[Extracted records]
··········

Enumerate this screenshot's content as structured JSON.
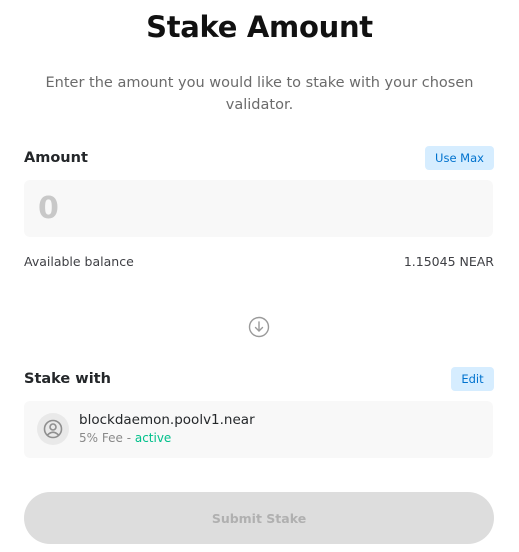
{
  "header": {
    "title": "Stake Amount",
    "subtitle": "Enter the amount you would like to stake with your chosen validator."
  },
  "amount": {
    "label": "Amount",
    "use_max_label": "Use Max",
    "input_value": "",
    "input_placeholder": "0",
    "balance_label": "Available balance",
    "balance_value": "1.15045 NEAR"
  },
  "arrow_icon": "arrow-down-circle",
  "stake_with": {
    "label": "Stake with",
    "edit_label": "Edit",
    "validator": {
      "name": "blockdaemon.poolv1.near",
      "fee": "5% Fee",
      "separator": " - ",
      "status": "active",
      "avatar_icon": "validator-avatar"
    }
  },
  "submit": {
    "label": "Submit Stake",
    "disabled": true
  },
  "colors": {
    "accent": "#0072ce",
    "accent_bg": "#d6edff",
    "active_status": "#00c08b",
    "disabled_bg": "#dddddd",
    "disabled_text": "#b0b0b0"
  }
}
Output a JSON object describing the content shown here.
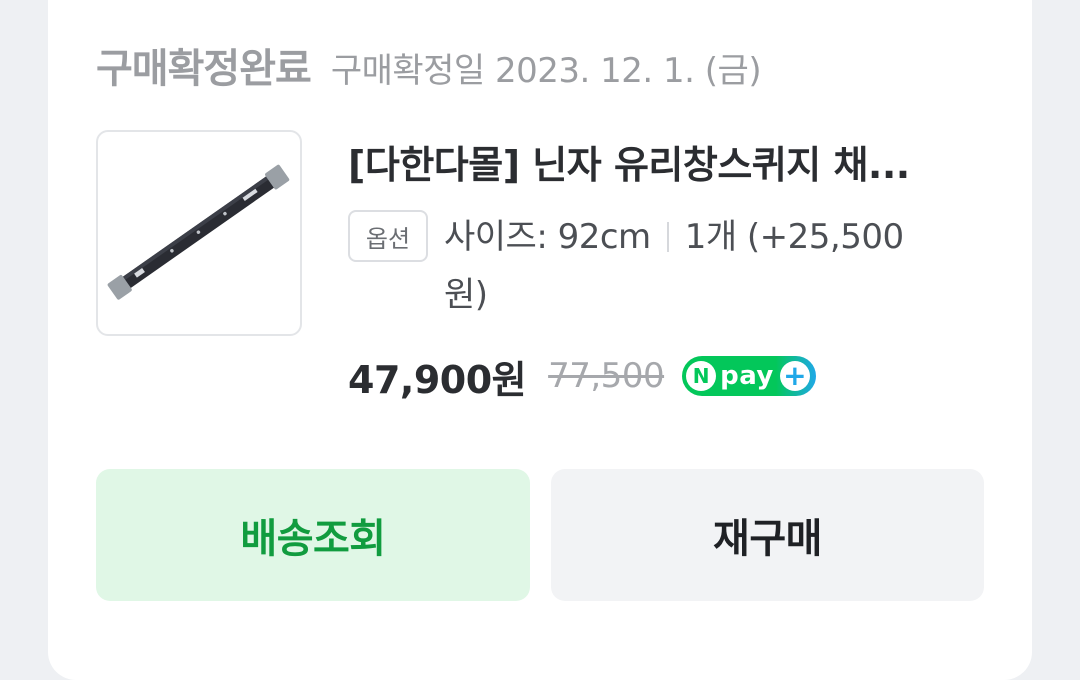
{
  "order": {
    "status_title": "구매확정완료",
    "status_date": "구매확정일 2023. 12. 1. (금)"
  },
  "product": {
    "thumbnail_icon": "window-squeegee-image",
    "name": "[다한다몰] 닌자 유리창스퀴지 채...",
    "option_badge": "옵션",
    "option_size": "사이즈: 92cm",
    "option_qty": "1개 (+25,500원)",
    "sale_price": "47,900원",
    "original_price": "77,500"
  },
  "npay": {
    "n": "N",
    "pay": "pay",
    "plus": "+"
  },
  "actions": {
    "track_label": "배송조회",
    "rebuy_label": "재구매"
  },
  "colors": {
    "accent_green": "#03c75a",
    "track_text": "#119c3f",
    "track_bg": "#e0f7e6"
  }
}
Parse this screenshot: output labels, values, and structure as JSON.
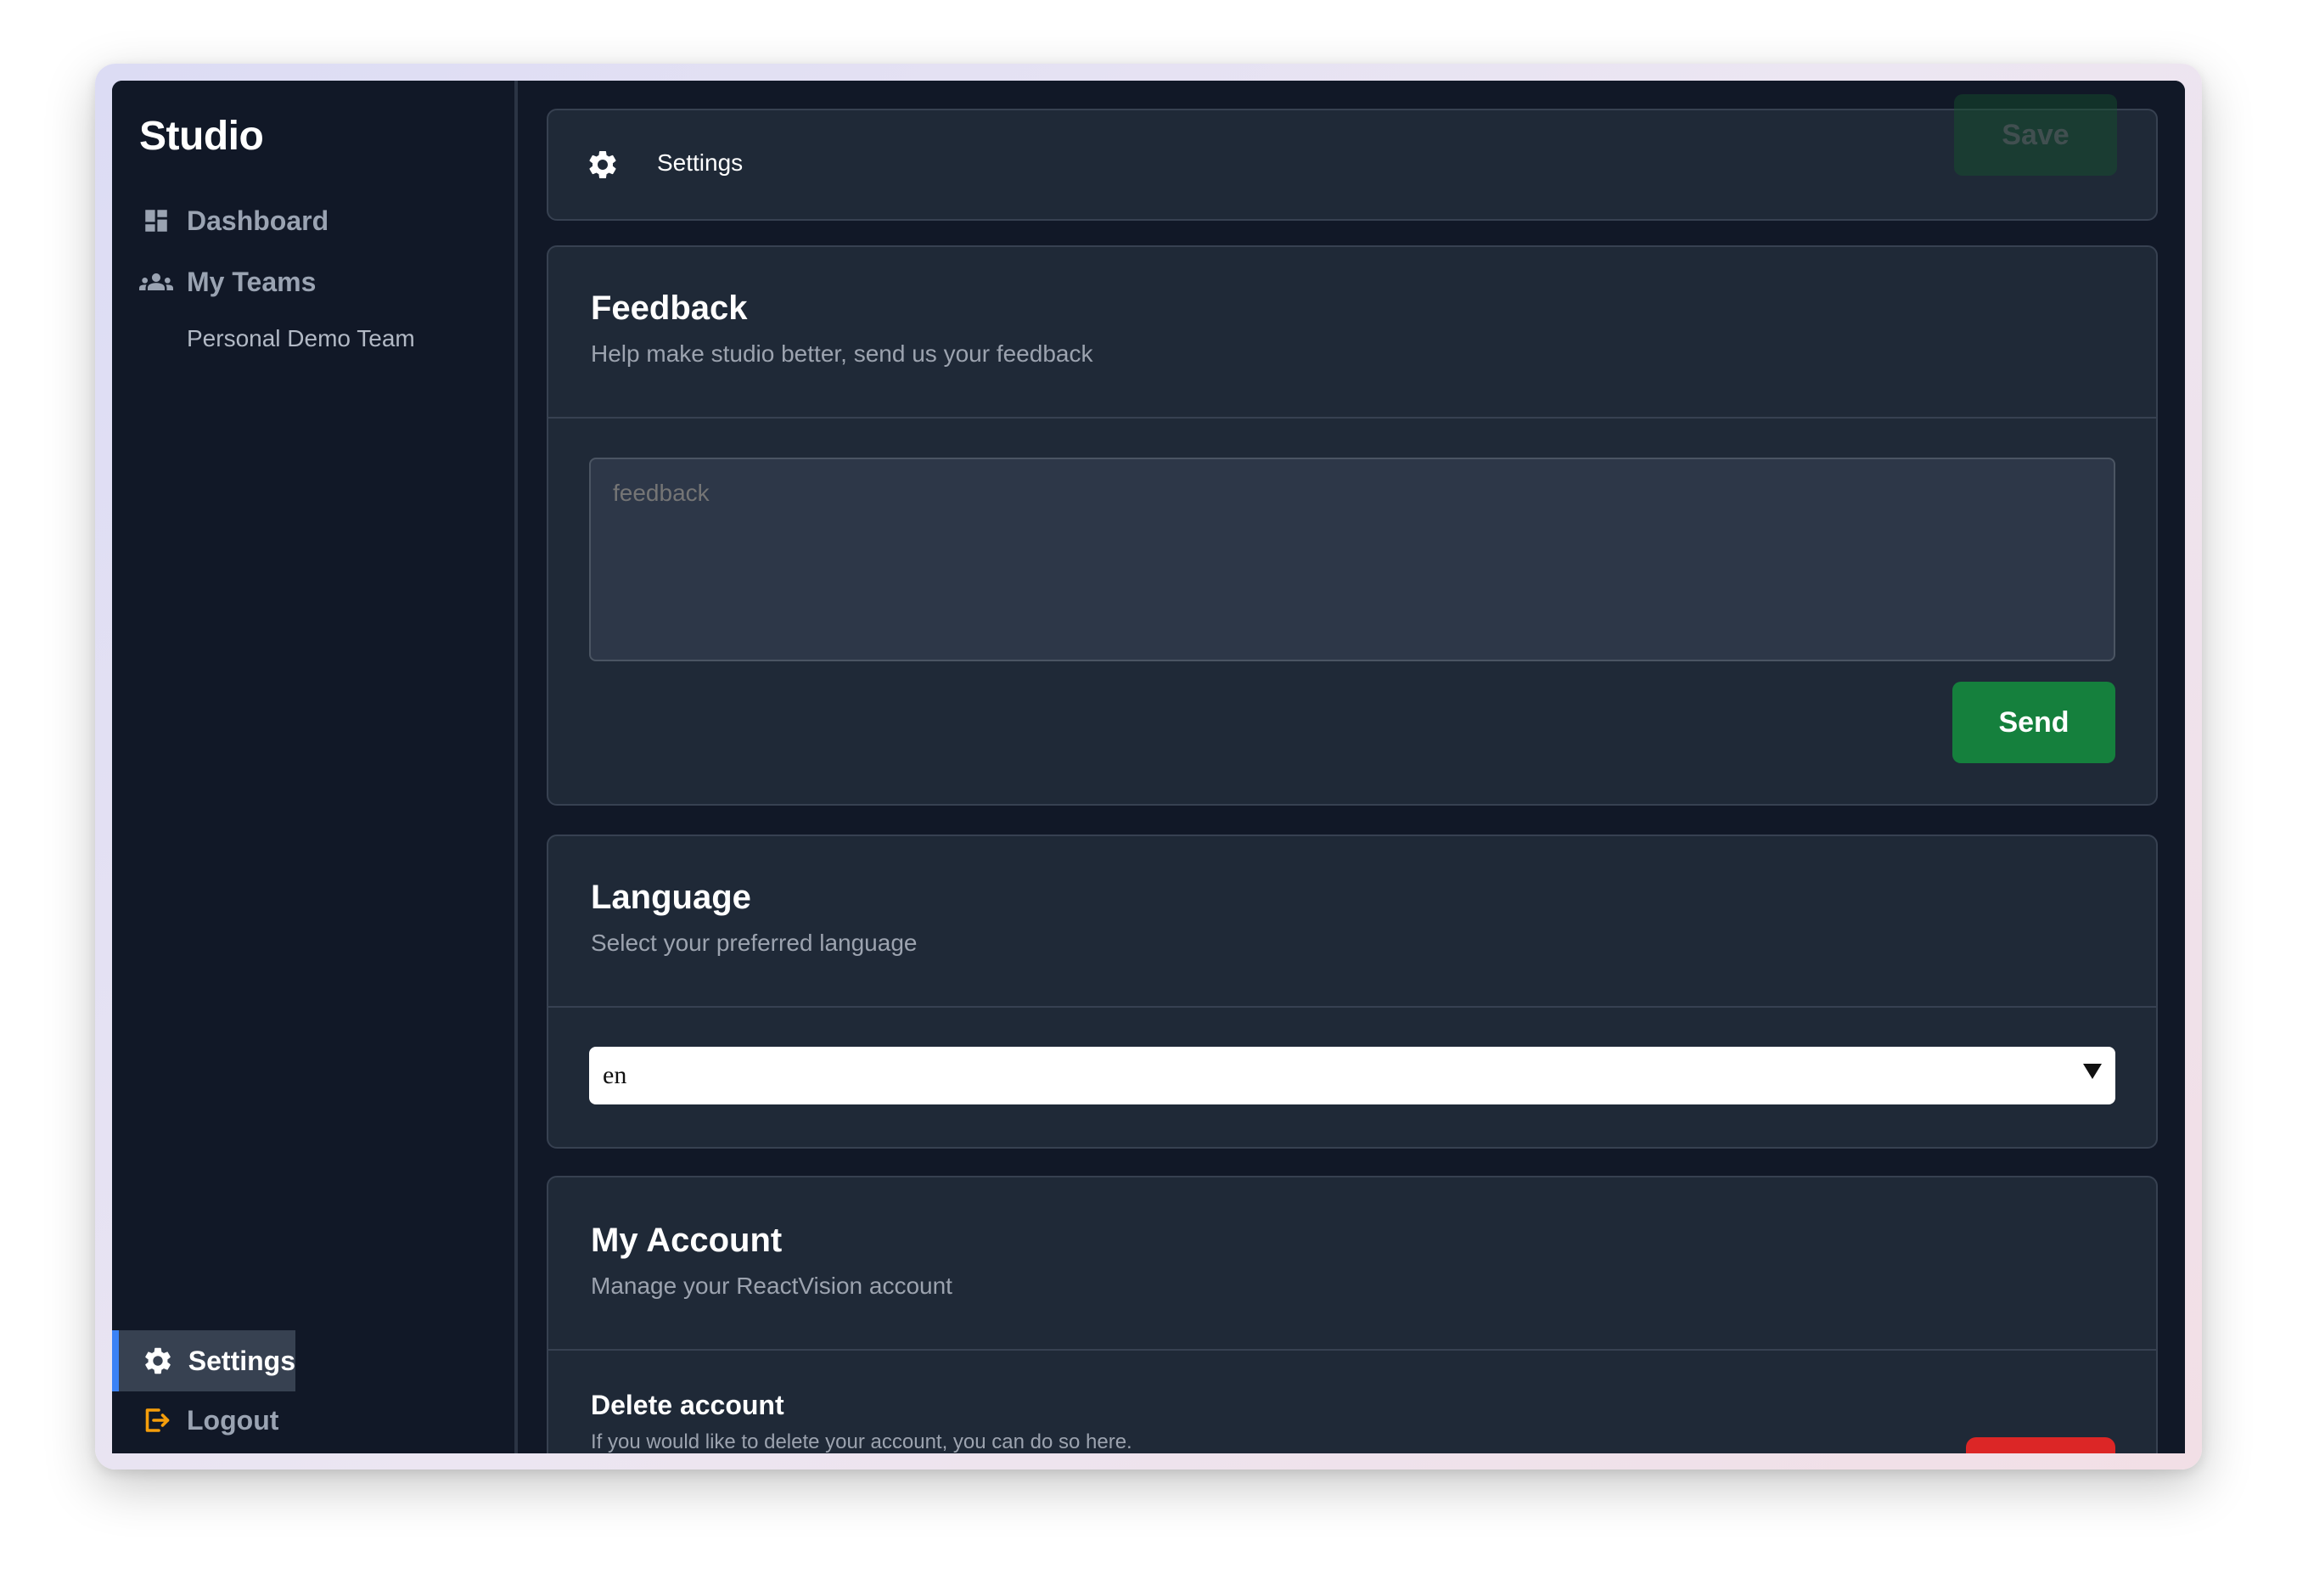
{
  "sidebar": {
    "brand": "Studio",
    "items": [
      {
        "label": "Dashboard",
        "icon": "dashboard-icon"
      },
      {
        "label": "My Teams",
        "icon": "users-icon"
      }
    ],
    "subitem": "Personal Demo Team",
    "settings_label": "Settings",
    "logout_label": "Logout"
  },
  "header": {
    "title": "Settings",
    "save_label": "Save"
  },
  "feedback": {
    "title": "Feedback",
    "subtitle": "Help make studio better, send us your feedback",
    "placeholder": "feedback",
    "send_label": "Send"
  },
  "language": {
    "title": "Language",
    "subtitle": "Select your preferred language",
    "selected": "en"
  },
  "account": {
    "title": "My Account",
    "subtitle": "Manage your ReactVision account",
    "delete_title": "Delete account",
    "delete_subtitle": "If you would like to delete your account, you can do so here."
  },
  "colors": {
    "accent": "#3b82f6",
    "send": "#15803d",
    "danger": "#dc2626",
    "logout_icon": "#f59e0b"
  }
}
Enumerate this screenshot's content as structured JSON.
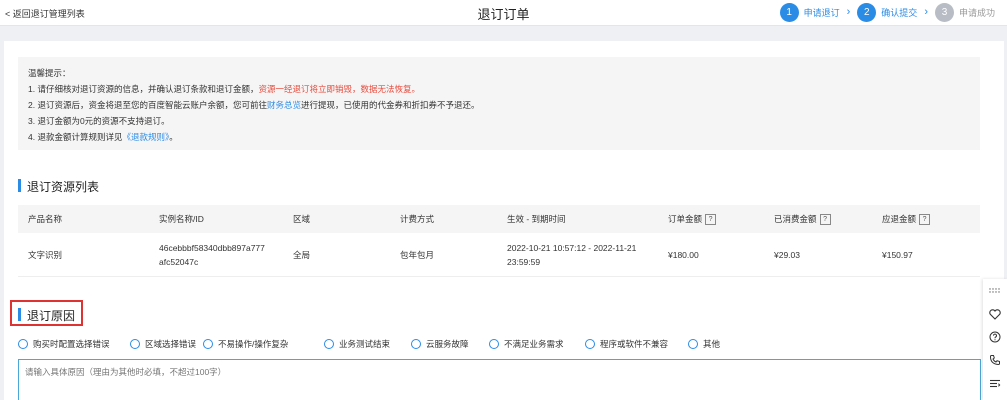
{
  "header": {
    "back_label": "< 返回退订管理列表",
    "title": "退订订单",
    "steps": [
      {
        "number": "1",
        "label": "申请退订",
        "state": "active"
      },
      {
        "number": "2",
        "label": "确认提交",
        "state": "active"
      },
      {
        "number": "3",
        "label": "申请成功",
        "state": "inactive"
      }
    ]
  },
  "notice": {
    "heading": "温馨提示：",
    "line1_prefix": "1. 请仔细核对退订资源的信息，并确认退订条款和退订金额，",
    "line1_red": "资源一经退订将立即销毁，数据无法恢复。",
    "line2_prefix": "2. 退订资源后，资金将退至您的百度智能云账户余额，您可前往",
    "line2_link": "财务总览",
    "line2_suffix": "进行提现，已使用的代金券和折扣券不予退还。",
    "line3": "3. 退订金额为0元的资源不支持退订。",
    "line4_prefix": "4. 退款金额计算规则详见",
    "line4_link": "《退款规则》",
    "line4_suffix": "。"
  },
  "resource_section": {
    "title": "退订资源列表",
    "columns": [
      "产品名称",
      "实例名称/ID",
      "区域",
      "计费方式",
      "生效 - 到期时间",
      "订单金额",
      "已消费金额",
      "应退金额"
    ],
    "help_mark": "?",
    "row": {
      "product": "文字识别",
      "instance_line1": "46cebbbf58340dbb897a777",
      "instance_line2": "afc52047c",
      "region": "全局",
      "billing": "包年包月",
      "period_line1": "2022-10-21 10:57:12 - 2022-11-21",
      "period_line2": "23:59:59",
      "order_amount": "¥180.00",
      "consumed_amount": "¥29.03",
      "refund_amount": "¥150.97"
    }
  },
  "reason_section": {
    "title": "退订原因",
    "options": [
      "购买时配置选择错误",
      "区域选择错误",
      "不易操作/操作复杂",
      "业务测试结束",
      "云服务故障",
      "不满足业务需求",
      "程序或软件不兼容",
      "其他"
    ],
    "textarea_placeholder": "请输入具体原因（理由为其他时必填，不超过100字）"
  },
  "tools": [
    "grip-icon",
    "heart-icon",
    "help-icon",
    "phone-icon",
    "list-icon"
  ],
  "colors": {
    "accent": "#2b8ce6",
    "warning_text": "#e84a3c",
    "step_inactive": "#b8bcc4",
    "highlight_box": "#dd3333"
  }
}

··········

Instruction → Reproduce the material above verbatim; omit every picture.

Result of this exercise →
Enumerate this screenshot's content as structured JSON.
{
  "header": {
    "title": "Stake Amount",
    "subtitle": "Enter the amount you would like to stake with your chosen validator."
  },
  "amount": {
    "label": "Amount",
    "use_max_label": "Use Max",
    "input_value": "",
    "input_placeholder": "0",
    "balance_label": "Available balance",
    "balance_value": "1.15045 NEAR"
  },
  "arrow_icon": "arrow-down-circle",
  "stake_with": {
    "label": "Stake with",
    "edit_label": "Edit",
    "validator": {
      "name": "blockdaemon.poolv1.near",
      "fee": "5% Fee",
      "separator": " - ",
      "status": "active",
      "avatar_icon": "validator-avatar"
    }
  },
  "submit": {
    "label": "Submit Stake",
    "disabled": true
  },
  "colors": {
    "accent": "#0072ce",
    "accent_bg": "#d6edff",
    "active_status": "#00c08b",
    "disabled_bg": "#dddddd",
    "disabled_text": "#b0b0b0"
  }
}
Output a JSON object describing the content shown here.
{
  "order": {
    "status_title": "구매확정완료",
    "status_date": "구매확정일 2023. 12. 1. (금)"
  },
  "product": {
    "thumbnail_icon": "window-squeegee-image",
    "name": "[다한다몰] 닌자 유리창스퀴지 채...",
    "option_badge": "옵션",
    "option_size": "사이즈: 92cm",
    "option_qty": "1개 (+25,500원)",
    "sale_price": "47,900원",
    "original_price": "77,500"
  },
  "npay": {
    "n": "N",
    "pay": "pay",
    "plus": "+"
  },
  "actions": {
    "track_label": "배송조회",
    "rebuy_label": "재구매"
  },
  "colors": {
    "accent_green": "#03c75a",
    "track_text": "#119c3f",
    "track_bg": "#e0f7e6"
  }
}
Parse this screenshot: output labels, values, and structure as JSON.
{
  "sidebar": {
    "brand": "Studio",
    "items": [
      {
        "label": "Dashboard",
        "icon": "dashboard-icon"
      },
      {
        "label": "My Teams",
        "icon": "users-icon"
      }
    ],
    "subitem": "Personal Demo Team",
    "settings_label": "Settings",
    "logout_label": "Logout"
  },
  "header": {
    "title": "Settings",
    "save_label": "Save"
  },
  "feedback": {
    "title": "Feedback",
    "subtitle": "Help make studio better, send us your feedback",
    "placeholder": "feedback",
    "send_label": "Send"
  },
  "language": {
    "title": "Language",
    "subtitle": "Select your preferred language",
    "selected": "en"
  },
  "account": {
    "title": "My Account",
    "subtitle": "Manage your ReactVision account",
    "delete_title": "Delete account",
    "delete_subtitle": "If you would like to delete your account, you can do so here."
  },
  "colors": {
    "accent": "#3b82f6",
    "send": "#15803d",
    "danger": "#dc2626",
    "logout_icon": "#f59e0b"
  }
}
Enumerate this screenshot's content as structured JSON.
{
  "header": {
    "back_label": "< 返回退订管理列表",
    "title": "退订订单",
    "steps": [
      {
        "number": "1",
        "label": "申请退订",
        "state": "active"
      },
      {
        "number": "2",
        "label": "确认提交",
        "state": "active"
      },
      {
        "number": "3",
        "label": "申请成功",
        "state": "inactive"
      }
    ]
  },
  "notice": {
    "heading": "温馨提示：",
    "line1_prefix": "1. 请仔细核对退订资源的信息，并确认退订条款和退订金额，",
    "line1_red": "资源一经退订将立即销毁，数据无法恢复。",
    "line2_prefix": "2. 退订资源后，资金将退至您的百度智能云账户余额，您可前往",
    "line2_link": "财务总览",
    "line2_suffix": "进行提现，已使用的代金券和折扣券不予退还。",
    "line3": "3. 退订金额为0元的资源不支持退订。",
    "line4_prefix": "4. 退款金额计算规则详见",
    "line4_link": "《退款规则》",
    "line4_suffix": "。"
  },
  "resource_section": {
    "title": "退订资源列表",
    "columns": [
      "产品名称",
      "实例名称/ID",
      "区域",
      "计费方式",
      "生效 - 到期时间",
      "订单金额",
      "已消费金额",
      "应退金额"
    ],
    "help_mark": "?",
    "row": {
      "product": "文字识别",
      "instance_line1": "46cebbbf58340dbb897a777",
      "instance_line2": "afc52047c",
      "region": "全局",
      "billing": "包年包月",
      "period_line1": "2022-10-21 10:57:12 - 2022-11-21",
      "period_line2": "23:59:59",
      "order_amount": "¥180.00",
      "consumed_amount": "¥29.03",
      "refund_amount": "¥150.97"
    }
  },
  "reason_section": {
    "title": "退订原因",
    "options": [
      "购买时配置选择错误",
      "区域选择错误",
      "不易操作/操作复杂",
      "业务测试结束",
      "云服务故障",
      "不满足业务需求",
      "程序或软件不兼容",
      "其他"
    ],
    "textarea_placeholder": "请输入具体原因（理由为其他时必填，不超过100字）"
  },
  "tools": [
    "grip-icon",
    "heart-icon",
    "help-icon",
    "phone-icon",
    "list-icon"
  ],
  "colors": {
    "accent": "#2b8ce6",
    "warning_text": "#e84a3c",
    "step_inactive": "#b8bcc4",
    "highlight_box": "#dd3333"
  }
}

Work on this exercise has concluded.